### [Short task]
Pictures do not belong in the copy; restate the records below word for word.

### [Material to process]
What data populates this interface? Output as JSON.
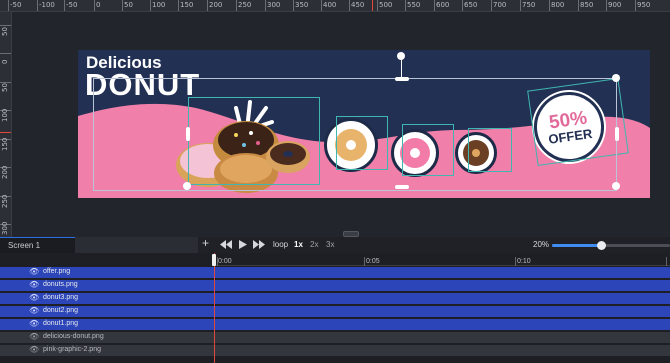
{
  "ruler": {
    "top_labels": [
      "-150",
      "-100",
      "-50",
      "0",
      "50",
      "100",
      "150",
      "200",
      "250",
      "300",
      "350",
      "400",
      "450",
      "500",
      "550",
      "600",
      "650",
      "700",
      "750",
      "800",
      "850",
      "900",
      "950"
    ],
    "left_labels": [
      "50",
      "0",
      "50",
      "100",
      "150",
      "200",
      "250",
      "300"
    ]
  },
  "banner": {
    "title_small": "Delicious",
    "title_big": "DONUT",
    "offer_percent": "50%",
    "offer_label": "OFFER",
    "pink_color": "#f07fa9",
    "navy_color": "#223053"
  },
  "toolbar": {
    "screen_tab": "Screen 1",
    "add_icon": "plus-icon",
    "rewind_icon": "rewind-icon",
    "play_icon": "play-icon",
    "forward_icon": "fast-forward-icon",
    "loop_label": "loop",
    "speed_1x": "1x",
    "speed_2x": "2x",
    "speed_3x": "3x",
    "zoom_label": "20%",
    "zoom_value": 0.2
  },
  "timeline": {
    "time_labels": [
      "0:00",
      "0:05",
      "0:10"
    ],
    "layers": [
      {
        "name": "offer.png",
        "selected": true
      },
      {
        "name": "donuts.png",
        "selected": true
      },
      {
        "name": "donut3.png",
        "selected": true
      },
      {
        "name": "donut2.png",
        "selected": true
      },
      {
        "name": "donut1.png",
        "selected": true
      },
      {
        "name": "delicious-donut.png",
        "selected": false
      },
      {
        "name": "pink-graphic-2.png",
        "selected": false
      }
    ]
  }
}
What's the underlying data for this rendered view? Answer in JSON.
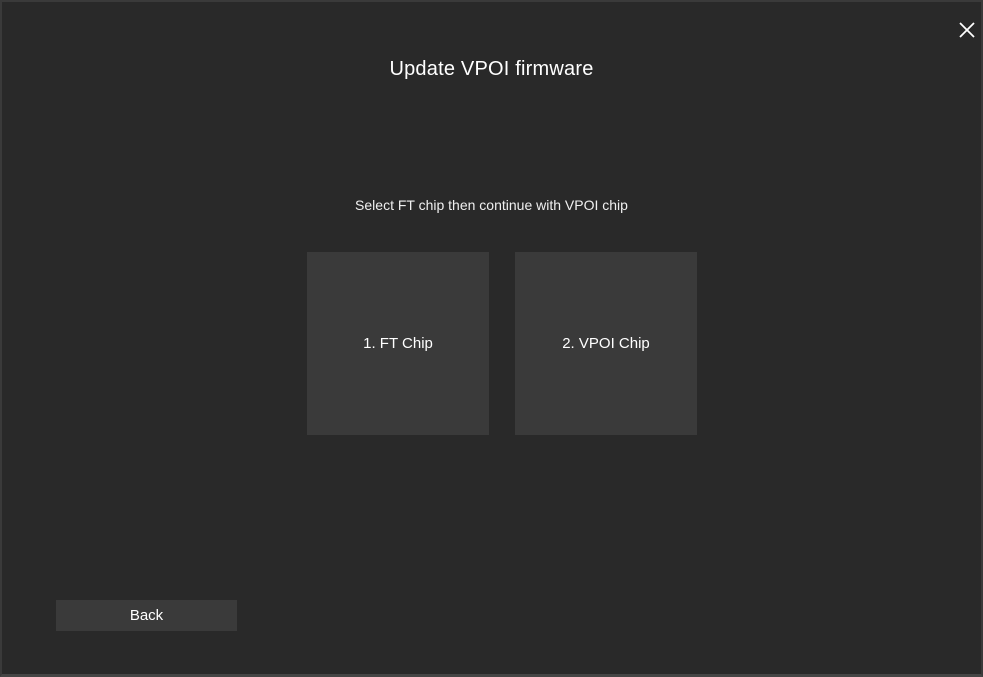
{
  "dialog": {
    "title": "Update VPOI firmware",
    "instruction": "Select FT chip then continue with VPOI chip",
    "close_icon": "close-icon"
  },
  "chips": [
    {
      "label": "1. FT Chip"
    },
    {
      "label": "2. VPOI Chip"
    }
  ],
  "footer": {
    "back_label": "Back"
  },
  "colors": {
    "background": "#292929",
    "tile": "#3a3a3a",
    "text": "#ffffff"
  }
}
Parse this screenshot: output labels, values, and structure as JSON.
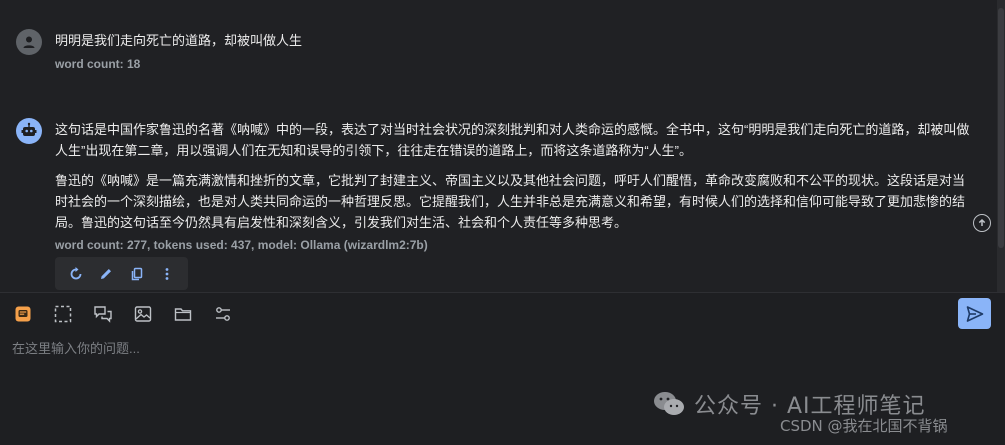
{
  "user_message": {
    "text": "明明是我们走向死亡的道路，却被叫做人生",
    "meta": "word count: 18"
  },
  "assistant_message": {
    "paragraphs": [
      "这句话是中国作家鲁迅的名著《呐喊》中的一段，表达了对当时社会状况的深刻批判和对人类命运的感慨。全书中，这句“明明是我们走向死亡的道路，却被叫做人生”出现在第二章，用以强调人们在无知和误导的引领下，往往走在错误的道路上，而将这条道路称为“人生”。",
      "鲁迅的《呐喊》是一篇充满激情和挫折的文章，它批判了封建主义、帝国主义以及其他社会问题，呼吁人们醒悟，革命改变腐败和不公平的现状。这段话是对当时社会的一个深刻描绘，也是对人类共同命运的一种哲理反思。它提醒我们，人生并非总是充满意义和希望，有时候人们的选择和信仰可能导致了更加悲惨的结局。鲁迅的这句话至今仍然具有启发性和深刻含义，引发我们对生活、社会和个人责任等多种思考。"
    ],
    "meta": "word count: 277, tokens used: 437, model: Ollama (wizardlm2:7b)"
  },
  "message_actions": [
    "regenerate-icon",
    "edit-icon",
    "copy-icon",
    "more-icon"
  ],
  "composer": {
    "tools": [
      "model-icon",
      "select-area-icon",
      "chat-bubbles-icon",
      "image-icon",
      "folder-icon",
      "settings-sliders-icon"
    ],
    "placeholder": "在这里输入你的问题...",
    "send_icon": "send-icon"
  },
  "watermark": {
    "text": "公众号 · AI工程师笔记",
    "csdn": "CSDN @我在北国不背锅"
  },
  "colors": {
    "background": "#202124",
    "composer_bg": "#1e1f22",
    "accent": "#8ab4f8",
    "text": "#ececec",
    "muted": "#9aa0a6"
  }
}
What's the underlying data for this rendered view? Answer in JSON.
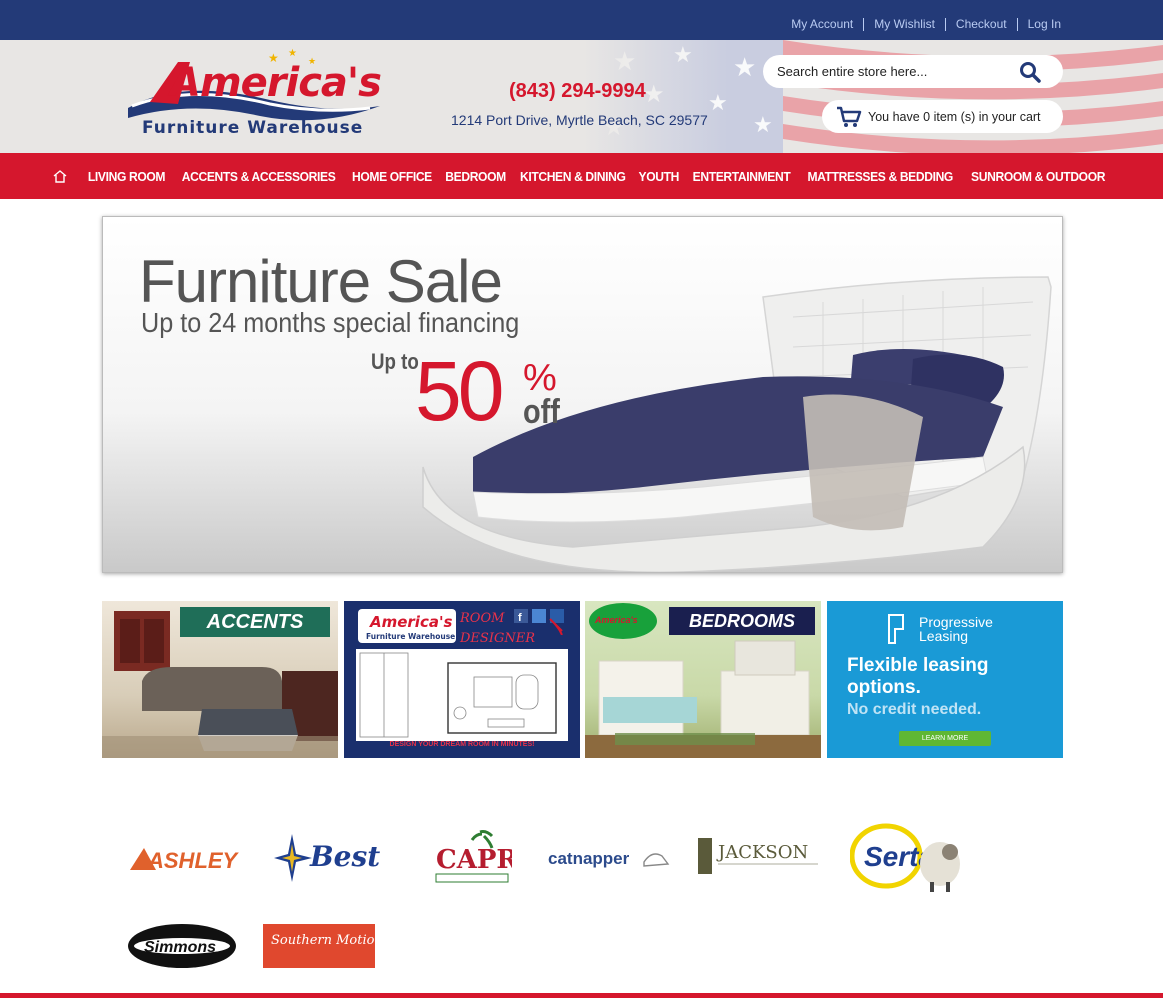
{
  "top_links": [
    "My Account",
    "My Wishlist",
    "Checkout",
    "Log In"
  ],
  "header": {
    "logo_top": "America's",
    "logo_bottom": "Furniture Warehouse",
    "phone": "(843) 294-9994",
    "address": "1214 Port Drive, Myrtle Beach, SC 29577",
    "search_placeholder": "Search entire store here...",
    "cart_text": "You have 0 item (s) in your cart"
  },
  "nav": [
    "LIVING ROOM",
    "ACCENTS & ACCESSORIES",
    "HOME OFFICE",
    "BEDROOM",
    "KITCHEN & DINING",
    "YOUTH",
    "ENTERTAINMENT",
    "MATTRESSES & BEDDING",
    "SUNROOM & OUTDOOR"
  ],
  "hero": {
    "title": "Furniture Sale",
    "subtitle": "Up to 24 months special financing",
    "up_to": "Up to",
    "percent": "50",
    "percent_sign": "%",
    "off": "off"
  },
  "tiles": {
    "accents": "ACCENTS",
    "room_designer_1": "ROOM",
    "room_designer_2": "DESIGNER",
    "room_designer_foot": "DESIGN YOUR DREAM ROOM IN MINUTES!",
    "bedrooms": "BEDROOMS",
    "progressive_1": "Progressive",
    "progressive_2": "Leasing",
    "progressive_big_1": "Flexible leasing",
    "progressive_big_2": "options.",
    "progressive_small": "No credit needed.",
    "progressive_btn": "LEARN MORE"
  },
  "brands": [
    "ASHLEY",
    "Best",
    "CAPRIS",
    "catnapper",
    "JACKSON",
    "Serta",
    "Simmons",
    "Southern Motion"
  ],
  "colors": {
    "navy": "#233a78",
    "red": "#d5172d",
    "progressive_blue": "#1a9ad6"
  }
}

### [Solved problem]
What data populates this interface? Output as JSON.
{
  "ruler": {
    "top_labels": [
      "-150",
      "-100",
      "-50",
      "0",
      "50",
      "100",
      "150",
      "200",
      "250",
      "300",
      "350",
      "400",
      "450",
      "500",
      "550",
      "600",
      "650",
      "700",
      "750",
      "800",
      "850",
      "900",
      "950"
    ],
    "left_labels": [
      "50",
      "0",
      "50",
      "100",
      "150",
      "200",
      "250",
      "300"
    ]
  },
  "banner": {
    "title_small": "Delicious",
    "title_big": "DONUT",
    "offer_percent": "50%",
    "offer_label": "OFFER",
    "pink_color": "#f07fa9",
    "navy_color": "#223053"
  },
  "toolbar": {
    "screen_tab": "Screen 1",
    "add_icon": "plus-icon",
    "rewind_icon": "rewind-icon",
    "play_icon": "play-icon",
    "forward_icon": "fast-forward-icon",
    "loop_label": "loop",
    "speed_1x": "1x",
    "speed_2x": "2x",
    "speed_3x": "3x",
    "zoom_label": "20%",
    "zoom_value": 0.2
  },
  "timeline": {
    "time_labels": [
      "0:00",
      "0:05",
      "0:10"
    ],
    "layers": [
      {
        "name": "offer.png",
        "selected": true
      },
      {
        "name": "donuts.png",
        "selected": true
      },
      {
        "name": "donut3.png",
        "selected": true
      },
      {
        "name": "donut2.png",
        "selected": true
      },
      {
        "name": "donut1.png",
        "selected": true
      },
      {
        "name": "delicious-donut.png",
        "selected": false
      },
      {
        "name": "pink-graphic-2.png",
        "selected": false
      }
    ]
  }
}
What's the underlying data for this rendered view? Answer in JSON.
{
  "dialog": {
    "title": "Update VPOI firmware",
    "instruction": "Select FT chip then continue with VPOI chip",
    "close_icon": "close-icon"
  },
  "chips": [
    {
      "label": "1. FT Chip"
    },
    {
      "label": "2. VPOI Chip"
    }
  ],
  "footer": {
    "back_label": "Back"
  },
  "colors": {
    "background": "#292929",
    "tile": "#3a3a3a",
    "text": "#ffffff"
  }
}
Parse this screenshot: output labels, values, and structure as JSON.
{
  "user_message": {
    "text": "明明是我们走向死亡的道路，却被叫做人生",
    "meta": "word count: 18"
  },
  "assistant_message": {
    "paragraphs": [
      "这句话是中国作家鲁迅的名著《呐喊》中的一段，表达了对当时社会状况的深刻批判和对人类命运的感慨。全书中，这句“明明是我们走向死亡的道路，却被叫做人生”出现在第二章，用以强调人们在无知和误导的引领下，往往走在错误的道路上，而将这条道路称为“人生”。",
      "鲁迅的《呐喊》是一篇充满激情和挫折的文章，它批判了封建主义、帝国主义以及其他社会问题，呼吁人们醒悟，革命改变腐败和不公平的现状。这段话是对当时社会的一个深刻描绘，也是对人类共同命运的一种哲理反思。它提醒我们，人生并非总是充满意义和希望，有时候人们的选择和信仰可能导致了更加悲惨的结局。鲁迅的这句话至今仍然具有启发性和深刻含义，引发我们对生活、社会和个人责任等多种思考。"
    ],
    "meta": "word count: 277, tokens used: 437, model: Ollama (wizardlm2:7b)"
  },
  "message_actions": [
    "regenerate-icon",
    "edit-icon",
    "copy-icon",
    "more-icon"
  ],
  "composer": {
    "tools": [
      "model-icon",
      "select-area-icon",
      "chat-bubbles-icon",
      "image-icon",
      "folder-icon",
      "settings-sliders-icon"
    ],
    "placeholder": "在这里输入你的问题...",
    "send_icon": "send-icon"
  },
  "watermark": {
    "text": "公众号 · AI工程师笔记",
    "csdn": "CSDN @我在北国不背锅"
  },
  "colors": {
    "background": "#202124",
    "composer_bg": "#1e1f22",
    "accent": "#8ab4f8",
    "text": "#ececec",
    "muted": "#9aa0a6"
  }
}
What's the underlying data for this rendered view? Answer in JSON.
{
  "top_links": [
    "My Account",
    "My Wishlist",
    "Checkout",
    "Log In"
  ],
  "header": {
    "logo_top": "America's",
    "logo_bottom": "Furniture Warehouse",
    "phone": "(843) 294-9994",
    "address": "1214 Port Drive, Myrtle Beach, SC 29577",
    "search_placeholder": "Search entire store here...",
    "cart_text": "You have 0 item (s) in your cart"
  },
  "nav": [
    "LIVING ROOM",
    "ACCENTS & ACCESSORIES",
    "HOME OFFICE",
    "BEDROOM",
    "KITCHEN & DINING",
    "YOUTH",
    "ENTERTAINMENT",
    "MATTRESSES & BEDDING",
    "SUNROOM & OUTDOOR"
  ],
  "hero": {
    "title": "Furniture Sale",
    "subtitle": "Up to 24 months special financing",
    "up_to": "Up to",
    "percent": "50",
    "percent_sign": "%",
    "off": "off"
  },
  "tiles": {
    "accents": "ACCENTS",
    "room_designer_1": "ROOM",
    "room_designer_2": "DESIGNER",
    "room_designer_foot": "DESIGN YOUR DREAM ROOM IN MINUTES!",
    "bedrooms": "BEDROOMS",
    "progressive_1": "Progressive",
    "progressive_2": "Leasing",
    "progressive_big_1": "Flexible leasing",
    "progressive_big_2": "options.",
    "progressive_small": "No credit needed.",
    "progressive_btn": "LEARN MORE"
  },
  "brands": [
    "ASHLEY",
    "Best",
    "CAPRIS",
    "catnapper",
    "JACKSON",
    "Serta",
    "Simmons",
    "Southern Motion"
  ],
  "colors": {
    "navy": "#233a78",
    "red": "#d5172d",
    "progressive_blue": "#1a9ad6"
  }
}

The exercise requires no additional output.